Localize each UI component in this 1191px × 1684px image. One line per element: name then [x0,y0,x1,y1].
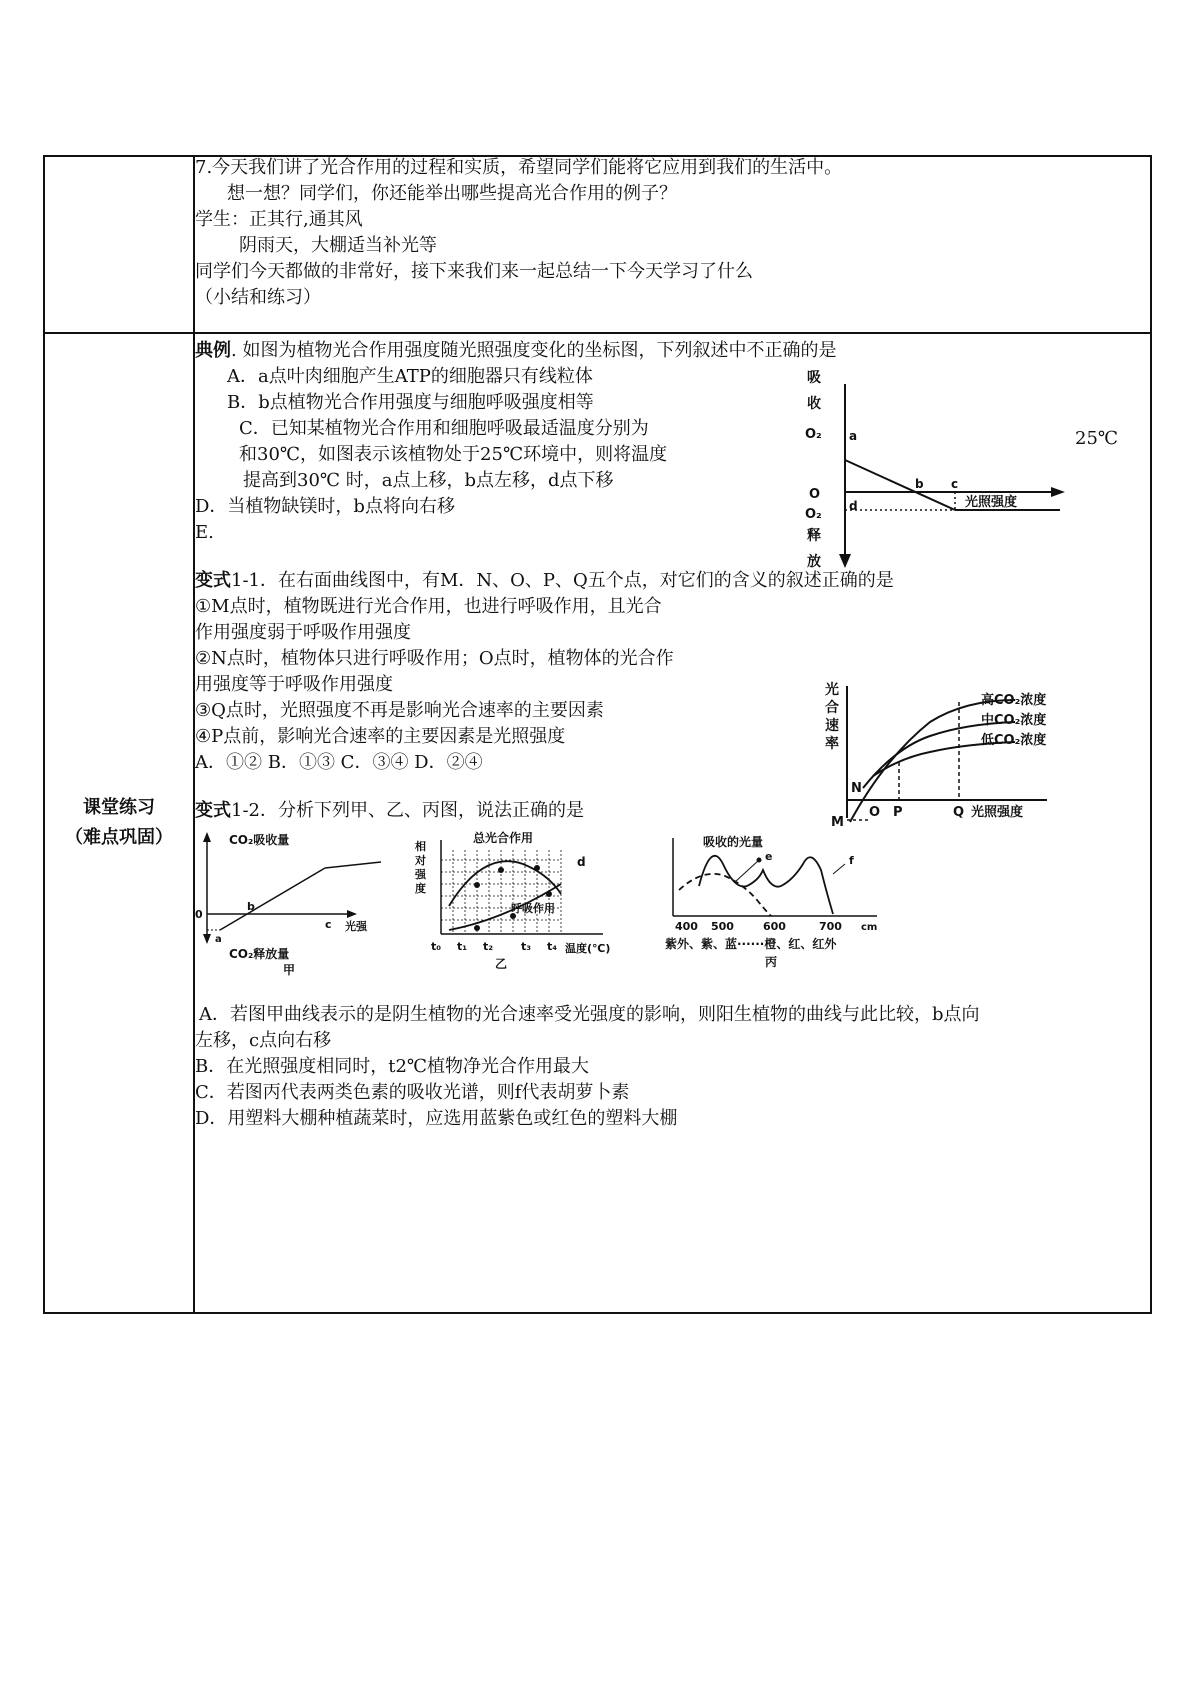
axis-label: 放 [807,554,821,570]
side-subtitle: （难点巩固） [65,827,173,848]
light-intensity-graph [795,370,1075,570]
tick-label: 600 [763,920,786,933]
ex1-option-c-cont: 和30℃，如图表示该植物处于25℃环境中，则将温度 [239,444,668,465]
intro-line: 同学们今天都做的非常好，接下来我们来一起总结一下今天学习了什么 [195,261,753,282]
tick-label: 400 [675,920,698,933]
tick-label: t₂ [483,940,494,953]
figure-row [195,824,1150,998]
axis-label: 吸收的光量 [703,835,764,849]
ex3-heading: 变式 [195,800,231,821]
point-d: d [577,855,586,869]
point-q: Q [953,805,965,820]
tick-label: t₀ [431,940,442,953]
figure-name: 丙 [765,955,778,969]
axis-label: 光 [825,682,839,698]
axis-label: 吸 [807,370,821,386]
ex3-stem: 1-2．分析下列甲、乙、丙图，说法正确的是 [231,800,584,821]
intro-line: 想一想？同学们，你还能举出哪些提高光合作用的例子？ [227,183,677,204]
origin-label: O [809,487,821,502]
point-p: P [893,805,903,820]
x-axis-label: 温度(℃) [565,942,611,955]
co2-rate-graph [815,678,1055,838]
point-a: a [215,934,222,945]
point-c: c [325,918,332,931]
point-b: b [247,900,255,913]
axis-label: 强 [415,868,426,881]
ex2-heading: 变式 [195,570,231,591]
ex3-option-b: B．在光照强度相同时，t2℃植物净光合作用最大 [195,1056,590,1077]
table-row [44,156,1151,333]
axis-label: CO₂释放量 [229,947,290,961]
tick-label: cm [861,922,878,933]
x-axis-label: 光强 [345,920,367,933]
figure-name: 甲 [283,963,296,977]
axis-label: 对 [415,854,426,867]
temperature-label: 25℃ [1075,428,1119,449]
series-label-total: 总光合作用 [473,831,534,845]
intro-line: 7.今天我们讲了光合作用的过程和实质，希望同学们能将它应用到我们的生活中。 [195,157,843,178]
figure-jia [195,830,395,980]
left-cell-empty [44,156,194,333]
ex1-option-e: E. [195,522,214,543]
ex1-option-a: A．a点叶肉细胞产生ATP的细胞器只有线粒体 [227,366,593,387]
series-label-low: 低CO₂浓度 [981,733,1047,748]
axis-label: 率 [825,736,839,752]
ex3-option-a: A．若图甲曲线表示的是阴生植物的光合速率受光强度的影响，则阳生植物的曲线与此比较，b点向 [199,1004,980,1025]
point-m: M [831,815,844,830]
axis-label: 度 [415,882,426,895]
ex2-item: 作用强度弱于呼吸作用强度 [195,622,411,643]
tick-label: t₃ [521,940,532,953]
axis-label: CO₂吸收量 [229,833,290,847]
intro-line: 学生：正其行,通其风 [195,209,363,230]
axis-label: O₂ [805,427,822,442]
axis-label: 合 [825,700,839,716]
axis-label: 速 [825,718,839,734]
ex2-item: 用强度等于呼吸作用强度 [195,674,393,695]
side-title: 课堂练习 [83,797,155,818]
ex1-option-c-cont: 提高到30℃ 时，a点上移，b点左移，d点下移 [243,470,614,491]
axis-label: 释 [807,528,821,544]
ex2-stem: 1-1．在右面曲线图中，有M．N、O、P、Q五个点，对它们的含义的叙述正确的是 [231,570,894,591]
point-d: d [849,499,858,513]
ex3-option-d: D．用塑料大棚种植蔬菜时，应选用蓝紫色或红色的塑料大棚 [195,1108,678,1129]
tick-label: t₁ [457,940,468,953]
tick-label: t₄ [547,940,558,953]
point-n: N [851,781,862,796]
side-label-cell [44,333,194,1313]
point-b: b [915,477,924,491]
ex2-item: ②N点时，植物体只进行呼吸作用；O点时，植物体的光合作 [195,648,674,669]
axis-label: 收 [807,396,821,412]
spectrum-labels: 紫外、紫、蓝······橙、红、红外 [665,937,837,951]
point-a: a [849,429,858,443]
ex1-stem: . 如图为植物光合作用强度随光照强度变化的坐标图，下列叙述中不正确的是 [231,340,837,361]
point-c: c [951,477,959,491]
exercise-cell [194,333,1151,1313]
x-axis-label: 光照强度 [965,495,1018,510]
figure-name: 乙 [495,957,508,971]
axis-label: 相 [415,840,426,853]
series-label-f: f [849,854,854,867]
series-label-mid: 中CO₂浓度 [981,713,1047,728]
ex1-option-d: D．当植物缺镁时，b点将向右移 [195,496,455,517]
series-label-e: e [765,850,773,863]
zero-label: 0 [195,908,203,921]
intro-line: 阴雨天，大棚适当补光等 [239,235,437,256]
tick-label: 700 [819,920,842,933]
figure-yi [413,830,623,980]
ex1-option-c: C．已知某植物光合作用和细胞呼吸最适温度分别为 [239,418,649,439]
ex2-item: ③Q点时，光照强度不再是影响光合速率的主要因素 [195,700,604,721]
ex1-option-b: B．b点植物光合作用强度与细胞呼吸强度相等 [227,392,594,413]
table-row [44,333,1151,1313]
lesson-table [43,155,1152,1314]
point-o: O [869,805,881,820]
figure-bing [663,830,903,980]
ex3-option-a-cont: 左移，c点向右移 [195,1030,332,1051]
ex2-item: ①M点时，植物既进行光合作用，也进行呼吸作用，且光合 [195,596,662,617]
series-label-high: 高CO₂浓度 [981,693,1047,708]
ex2-choices: A．①② B．①③ C．③④ D．②④ [195,752,483,773]
axis-label: O₂ [805,507,822,522]
series-label-respiration: 呼吸作用 [511,902,555,915]
intro-line: （小结和练习） [195,287,321,308]
x-axis-label: 光照强度 [971,805,1024,820]
ex1-heading: 典例 [195,340,231,361]
ex3-option-c: C．若图丙代表两类色素的吸收光谱，则f代表胡萝卜素 [195,1082,630,1103]
tick-label: 500 [711,920,734,933]
ex2-item: ④P点前，影响光合速率的主要因素是光照强度 [195,726,566,747]
intro-cell [194,156,1151,333]
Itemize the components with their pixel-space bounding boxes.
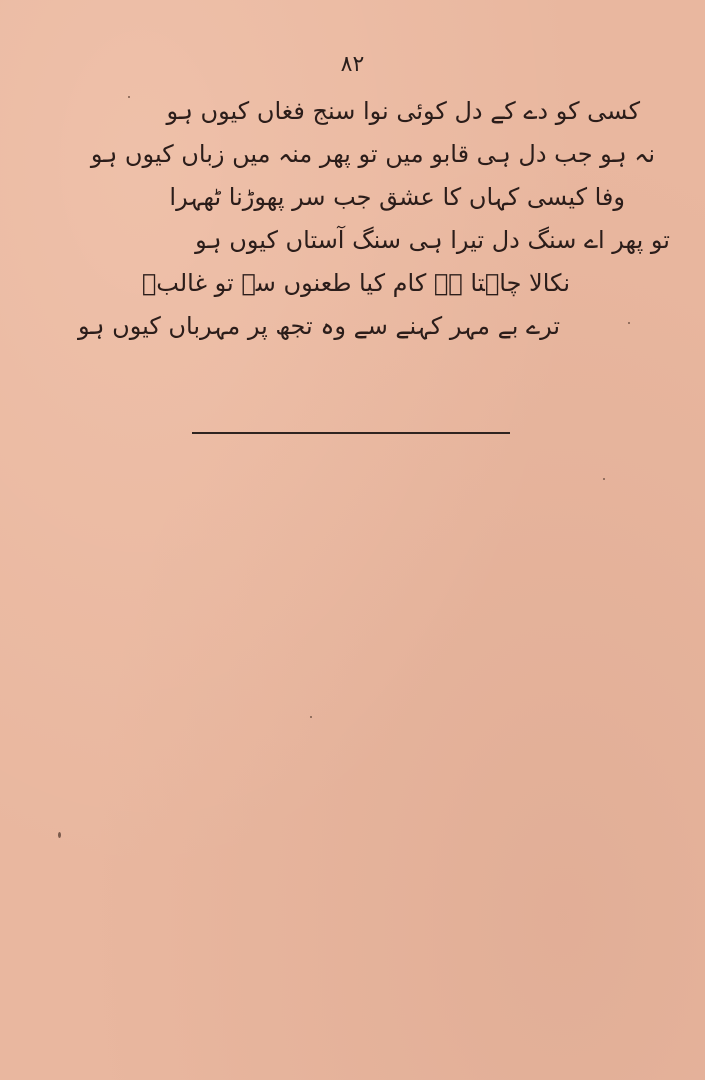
_ _ _ _ _
* [Exercise]: Please reproduce the lines of the data above exactly, from the line containing "axis-label: 放 [807,554,821,570]" through the line containing "ex1-option-e: E. [195,522,214,543]", inclusive, and include no other lines.

* [Solution below]:
axis-label: 放 [807,554,821,570]
side-subtitle: （难点巩固） [65,827,173,848]
light-intensity-graph [795,370,1075,570]
tick-label: 600 [763,920,786,933]
ex1-option-c-cont: 和30℃，如图表示该植物处于25℃环境中，则将温度 [239,444,668,465]
intro-line: 同学们今天都做的非常好，接下来我们来一起总结一下今天学习了什么 [195,261,753,282]
tick-label: 400 [675,920,698,933]
tick-label: t₂ [483,940,494,953]
figure-row [195,824,1150,998]
axis-label: 吸收的光量 [703,835,764,849]
ex3-heading: 变式 [195,800,231,821]
point-d: d [577,855,586,869]
point-q: Q [953,805,965,820]
tick-label: t₀ [431,940,442,953]
figure-name: 丙 [765,955,778,969]
axis-label: 光 [825,682,839,698]
axis-label: 吸 [807,370,821,386]
ex3-stem: 1-2．分析下列甲、乙、丙图，说法正确的是 [231,800,584,821]
intro-line: 想一想？同学们，你还能举出哪些提高光合作用的例子？ [227,183,677,204]
origin-label: O [809,487,821,502]
point-p: P [893,805,903,820]
x-axis-label: 温度(℃) [565,942,611,955]
co2-rate-graph [815,678,1055,838]
point-a: a [215,934,222,945]
point-c: c [325,918,332,931]
point-b: b [247,900,255,913]
axis-label: 强 [415,868,426,881]
ex2-heading: 变式 [195,570,231,591]
ex3-option-b: B．在光照强度相同时，t2℃植物净光合作用最大 [195,1056,590,1077]
table-row [44,156,1151,333]
axis-label: CO₂释放量 [229,947,290,961]
tick-label: cm [861,922,878,933]
x-axis-label: 光强 [345,920,367,933]
figure-name: 甲 [283,963,296,977]
axis-label: 对 [415,854,426,867]
temperature-label: 25℃ [1075,428,1119,449]
series-label-total: 总光合作用 [473,831,534,845]
intro-line: 7.今天我们讲了光合作用的过程和实质，希望同学们能将它应用到我们的生活中。 [195,157,843,178]
figure-jia [195,830,395,980]
left-cell-empty [44,156,194,333]
ex1-option-e: E. [195,522,214,543]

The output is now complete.